### [Exercise]
Copy the records below exactly as they are written.

Extracted records
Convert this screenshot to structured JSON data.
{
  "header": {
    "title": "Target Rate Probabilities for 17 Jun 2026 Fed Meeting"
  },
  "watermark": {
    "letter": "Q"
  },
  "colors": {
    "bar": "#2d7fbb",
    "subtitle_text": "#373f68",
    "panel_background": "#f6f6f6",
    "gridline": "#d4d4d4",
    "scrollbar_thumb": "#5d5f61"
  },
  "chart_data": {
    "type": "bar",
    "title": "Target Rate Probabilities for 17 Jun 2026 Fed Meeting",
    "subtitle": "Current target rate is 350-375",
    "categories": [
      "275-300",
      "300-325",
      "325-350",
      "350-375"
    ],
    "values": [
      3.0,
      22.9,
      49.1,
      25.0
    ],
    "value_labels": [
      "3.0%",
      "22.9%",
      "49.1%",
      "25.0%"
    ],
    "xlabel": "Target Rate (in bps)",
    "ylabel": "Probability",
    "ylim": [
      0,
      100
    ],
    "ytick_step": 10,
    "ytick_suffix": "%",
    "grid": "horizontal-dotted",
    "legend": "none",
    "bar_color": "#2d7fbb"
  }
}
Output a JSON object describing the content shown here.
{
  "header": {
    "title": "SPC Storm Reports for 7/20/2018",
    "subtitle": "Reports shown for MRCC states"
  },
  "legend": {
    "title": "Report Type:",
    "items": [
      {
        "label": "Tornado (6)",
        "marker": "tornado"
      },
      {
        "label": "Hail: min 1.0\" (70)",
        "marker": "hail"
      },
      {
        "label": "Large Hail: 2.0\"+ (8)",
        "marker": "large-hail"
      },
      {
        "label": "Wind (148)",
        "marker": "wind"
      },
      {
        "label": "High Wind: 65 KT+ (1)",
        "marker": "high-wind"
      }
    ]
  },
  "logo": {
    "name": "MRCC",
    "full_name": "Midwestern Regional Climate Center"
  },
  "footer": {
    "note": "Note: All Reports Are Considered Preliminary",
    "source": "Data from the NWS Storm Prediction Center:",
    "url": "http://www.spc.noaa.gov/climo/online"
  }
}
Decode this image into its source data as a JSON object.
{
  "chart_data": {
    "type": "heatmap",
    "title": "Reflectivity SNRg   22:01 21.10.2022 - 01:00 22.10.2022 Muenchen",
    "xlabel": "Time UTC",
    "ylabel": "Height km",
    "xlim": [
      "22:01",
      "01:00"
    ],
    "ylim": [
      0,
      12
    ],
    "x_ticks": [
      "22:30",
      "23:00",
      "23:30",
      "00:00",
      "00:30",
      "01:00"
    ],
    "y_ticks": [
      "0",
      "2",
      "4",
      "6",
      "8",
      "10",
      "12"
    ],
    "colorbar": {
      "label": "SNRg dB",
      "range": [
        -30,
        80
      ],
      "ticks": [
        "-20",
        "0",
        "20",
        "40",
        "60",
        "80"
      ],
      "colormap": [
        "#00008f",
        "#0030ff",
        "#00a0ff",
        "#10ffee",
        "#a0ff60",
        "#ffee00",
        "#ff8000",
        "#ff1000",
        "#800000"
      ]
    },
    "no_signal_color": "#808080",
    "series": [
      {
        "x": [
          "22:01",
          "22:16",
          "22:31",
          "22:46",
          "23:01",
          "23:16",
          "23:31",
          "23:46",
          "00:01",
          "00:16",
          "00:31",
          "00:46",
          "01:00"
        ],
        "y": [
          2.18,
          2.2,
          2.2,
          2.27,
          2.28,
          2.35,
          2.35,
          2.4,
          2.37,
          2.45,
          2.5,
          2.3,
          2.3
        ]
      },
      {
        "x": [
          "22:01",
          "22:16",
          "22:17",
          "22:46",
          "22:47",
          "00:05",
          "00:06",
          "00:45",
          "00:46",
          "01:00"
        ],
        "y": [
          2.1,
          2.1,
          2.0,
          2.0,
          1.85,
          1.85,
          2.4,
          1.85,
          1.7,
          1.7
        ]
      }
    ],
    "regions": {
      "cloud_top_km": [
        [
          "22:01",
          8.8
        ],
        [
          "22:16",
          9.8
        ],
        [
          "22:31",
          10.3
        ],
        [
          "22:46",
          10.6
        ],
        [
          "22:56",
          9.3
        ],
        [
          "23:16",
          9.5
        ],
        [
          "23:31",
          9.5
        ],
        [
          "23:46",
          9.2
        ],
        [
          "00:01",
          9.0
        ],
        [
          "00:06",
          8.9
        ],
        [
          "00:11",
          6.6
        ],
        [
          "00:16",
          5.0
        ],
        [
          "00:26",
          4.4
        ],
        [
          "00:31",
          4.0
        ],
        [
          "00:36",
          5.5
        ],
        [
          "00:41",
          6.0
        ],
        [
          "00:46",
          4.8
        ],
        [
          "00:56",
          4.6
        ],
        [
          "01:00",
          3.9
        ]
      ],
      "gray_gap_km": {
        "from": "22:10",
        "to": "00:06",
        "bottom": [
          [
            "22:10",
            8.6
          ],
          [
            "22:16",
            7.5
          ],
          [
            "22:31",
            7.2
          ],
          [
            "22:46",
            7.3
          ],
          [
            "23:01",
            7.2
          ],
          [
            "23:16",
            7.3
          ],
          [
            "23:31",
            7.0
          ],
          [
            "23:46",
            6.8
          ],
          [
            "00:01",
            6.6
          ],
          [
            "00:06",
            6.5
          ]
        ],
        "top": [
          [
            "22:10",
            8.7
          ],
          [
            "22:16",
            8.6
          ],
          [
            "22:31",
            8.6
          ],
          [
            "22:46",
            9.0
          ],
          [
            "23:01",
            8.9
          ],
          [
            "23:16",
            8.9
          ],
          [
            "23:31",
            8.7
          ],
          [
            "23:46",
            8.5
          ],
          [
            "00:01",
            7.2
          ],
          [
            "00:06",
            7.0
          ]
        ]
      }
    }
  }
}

### [Response for this exercise]
Convert this screenshot to structured JSON data.
{
  "header": {
    "title": "Target Rate Probabilities for 17 Jun 2026 Fed Meeting"
  },
  "watermark": {
    "letter": "Q"
  },
  "colors": {
    "bar": "#2d7fbb",
    "subtitle_text": "#373f68",
    "panel_background": "#f6f6f6",
    "gridline": "#d4d4d4",
    "scrollbar_thumb": "#5d5f61"
  },
  "chart_data": {
    "type": "bar",
    "title": "Target Rate Probabilities for 17 Jun 2026 Fed Meeting",
    "subtitle": "Current target rate is 350-375",
    "categories": [
      "275-300",
      "300-325",
      "325-350",
      "350-375"
    ],
    "values": [
      3.0,
      22.9,
      49.1,
      25.0
    ],
    "value_labels": [
      "3.0%",
      "22.9%",
      "49.1%",
      "25.0%"
    ],
    "xlabel": "Target Rate (in bps)",
    "ylabel": "Probability",
    "ylim": [
      0,
      100
    ],
    "ytick_step": 10,
    "ytick_suffix": "%",
    "grid": "horizontal-dotted",
    "legend": "none",
    "bar_color": "#2d7fbb"
  }
}
Output a JSON object describing the content shown here.
{
  "header": {
    "title": "SPC Storm Reports for 7/20/2018",
    "subtitle": "Reports shown for MRCC states"
  },
  "legend": {
    "title": "Report Type:",
    "items": [
      {
        "label": "Tornado (6)",
        "marker": "tornado"
      },
      {
        "label": "Hail: min 1.0\" (70)",
        "marker": "hail"
      },
      {
        "label": "Large Hail: 2.0\"+ (8)",
        "marker": "large-hail"
      },
      {
        "label": "Wind (148)",
        "marker": "wind"
      },
      {
        "label": "High Wind: 65 KT+ (1)",
        "marker": "high-wind"
      }
    ]
  },
  "logo": {
    "name": "MRCC",
    "full_name": "Midwestern Regional Climate Center"
  },
  "footer": {
    "note": "Note: All Reports Are Considered Preliminary",
    "source": "Data from the NWS Storm Prediction Center:",
    "url": "http://www.spc.noaa.gov/climo/online"
  }
}
Decode this image into its source data as a JSON object.
{
  "chart_data": {
    "type": "heatmap",
    "title": "Reflectivity SNRg   22:01 21.10.2022 - 01:00 22.10.2022 Muenchen",
    "xlabel": "Time UTC",
    "ylabel": "Height km",
    "xlim": [
      "22:01",
      "01:00"
    ],
    "ylim": [
      0,
      12
    ],
    "x_ticks": [
      "22:30",
      "23:00",
      "23:30",
      "00:00",
      "00:30",
      "01:00"
    ],
    "y_ticks": [
      "0",
      "2",
      "4",
      "6",
      "8",
      "10",
      "12"
    ],
    "colorbar": {
      "label": "SNRg dB",
      "range": [
        -30,
        80
      ],
      "ticks": [
        "-20",
        "0",
        "20",
        "40",
        "60",
        "80"
      ],
      "colormap": [
        "#00008f",
        "#0030ff",
        "#00a0ff",
        "#10ffee",
        "#a0ff60",
        "#ffee00",
        "#ff8000",
        "#ff1000",
        "#800000"
      ]
    },
    "no_signal_color": "#808080",
    "series": [
      {
        "x": [
          "22:01",
          "22:16",
          "22:31",
          "22:46",
          "23:01",
          "23:16",
          "23:31",
          "23:46",
          "00:01",
          "00:16",
          "00:31",
          "00:46",
          "01:00"
        ],
        "y": [
          2.18,
          2.2,
          2.2,
          2.27,
          2.28,
          2.35,
          2.35,
          2.4,
          2.37,
          2.45,
          2.5,
          2.3,
          2.3
        ]
      },
      {
        "x": [
          "22:01",
          "22:16",
          "22:17",
          "22:46",
          "22:47",
          "00:05",
          "00:06",
          "00:45",
          "00:46",
          "01:00"
        ],
        "y": [
          2.1,
          2.1,
          2.0,
          2.0,
          1.85,
          1.85,
          2.4,
          1.85,
          1.7,
          1.7
        ]
      }
    ],
    "regions": {
      "cloud_top_km": [
        [
          "22:01",
          8.8
        ],
        [
          "22:16",
          9.8
        ],
        [
          "22:31",
          10.3
        ],
        [
          "22:46",
          10.6
        ],
        [
          "22:56",
          9.3
        ],
        [
          "23:16",
          9.5
        ],
        [
          "23:31",
          9.5
        ],
        [
          "23:46",
          9.2
        ],
        [
          "00:01",
          9.0
        ],
        [
          "00:06",
          8.9
        ],
        [
          "00:11",
          6.6
        ],
        [
          "00:16",
          5.0
        ],
        [
          "00:26",
          4.4
        ],
        [
          "00:31",
          4.0
        ],
        [
          "00:36",
          5.5
        ],
        [
          "00:41",
          6.0
        ],
        [
          "00:46",
          4.8
        ],
        [
          "00:56",
          4.6
        ],
        [
          "01:00",
          3.9
        ]
      ],
      "gray_gap_km": {
        "from": "22:10",
        "to": "00:06",
        "bottom": [
          [
            "22:10",
            8.6
          ],
          [
            "22:16",
            7.5
          ],
          [
            "22:31",
            7.2
          ],
          [
            "22:46",
            7.3
          ],
          [
            "23:01",
            7.2
          ],
          [
            "23:16",
            7.3
          ],
          [
            "23:31",
            7.0
          ],
          [
            "23:46",
            6.8
          ],
          [
            "00:01",
            6.6
          ],
          [
            "00:06",
            6.5
          ]
        ],
        "top": [
          [
            "22:10",
            8.7
          ],
          [
            "22:16",
            8.6
          ],
          [
            "22:31",
            8.6
          ],
          [
            "22:46",
            9.0
          ],
          [
            "23:01",
            8.9
          ],
          [
            "23:16",
            8.9
          ],
          [
            "23:31",
            8.7
          ],
          [
            "23:46",
            8.5
          ],
          [
            "00:01",
            7.2
          ],
          [
            "00:06",
            7.0
          ]
        ]
      }
    }
  }
}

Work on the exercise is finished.